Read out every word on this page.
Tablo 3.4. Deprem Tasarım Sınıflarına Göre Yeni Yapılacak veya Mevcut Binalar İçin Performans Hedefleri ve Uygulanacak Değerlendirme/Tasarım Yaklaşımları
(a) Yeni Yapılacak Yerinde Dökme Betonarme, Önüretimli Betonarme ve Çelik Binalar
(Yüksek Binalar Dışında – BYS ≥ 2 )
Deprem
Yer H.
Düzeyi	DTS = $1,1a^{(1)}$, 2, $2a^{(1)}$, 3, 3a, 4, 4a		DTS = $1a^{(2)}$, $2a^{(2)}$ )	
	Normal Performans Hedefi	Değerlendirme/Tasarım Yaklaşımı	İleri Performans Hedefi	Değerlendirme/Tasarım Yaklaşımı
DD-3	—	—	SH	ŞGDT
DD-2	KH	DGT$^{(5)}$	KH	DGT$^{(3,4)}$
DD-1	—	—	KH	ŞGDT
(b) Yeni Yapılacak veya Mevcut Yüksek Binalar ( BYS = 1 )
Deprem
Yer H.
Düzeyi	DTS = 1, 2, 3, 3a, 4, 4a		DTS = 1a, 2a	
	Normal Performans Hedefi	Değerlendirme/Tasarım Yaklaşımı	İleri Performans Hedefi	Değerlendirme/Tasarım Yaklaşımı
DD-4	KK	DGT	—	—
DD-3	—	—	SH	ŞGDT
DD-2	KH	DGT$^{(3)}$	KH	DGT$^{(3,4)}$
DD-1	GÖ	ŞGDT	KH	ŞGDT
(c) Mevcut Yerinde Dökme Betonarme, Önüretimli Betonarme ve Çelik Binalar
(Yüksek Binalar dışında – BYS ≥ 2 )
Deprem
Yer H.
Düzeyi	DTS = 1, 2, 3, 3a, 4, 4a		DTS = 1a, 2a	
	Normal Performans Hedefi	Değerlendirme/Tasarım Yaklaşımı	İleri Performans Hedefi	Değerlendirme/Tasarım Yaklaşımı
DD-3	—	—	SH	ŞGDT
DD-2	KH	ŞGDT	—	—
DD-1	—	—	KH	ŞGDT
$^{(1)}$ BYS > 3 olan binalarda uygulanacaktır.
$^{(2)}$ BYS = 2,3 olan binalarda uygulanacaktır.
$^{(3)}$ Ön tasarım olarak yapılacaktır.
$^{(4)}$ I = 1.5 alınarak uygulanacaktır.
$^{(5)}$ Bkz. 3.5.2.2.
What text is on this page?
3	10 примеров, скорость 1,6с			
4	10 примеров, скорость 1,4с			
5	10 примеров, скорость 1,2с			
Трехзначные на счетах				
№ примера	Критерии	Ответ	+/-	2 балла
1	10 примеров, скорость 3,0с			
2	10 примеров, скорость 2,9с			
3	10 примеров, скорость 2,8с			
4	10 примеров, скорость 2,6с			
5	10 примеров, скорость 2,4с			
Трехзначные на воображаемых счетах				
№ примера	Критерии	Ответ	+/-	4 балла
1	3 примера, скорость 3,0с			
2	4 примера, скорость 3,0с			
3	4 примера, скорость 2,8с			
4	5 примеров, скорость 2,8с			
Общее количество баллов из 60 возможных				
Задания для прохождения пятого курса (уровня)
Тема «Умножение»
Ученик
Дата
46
....................
Return only those lines of the records that contain the string "Çelik".

(a) Yeni Yapılacak Yerinde Dökme Betonarme, Önüretimli Betonarme ve Çelik Binalar
(c) Mevcut Yerinde Dökme Betonarme, Önüretimli Betonarme ve Çelik Binalar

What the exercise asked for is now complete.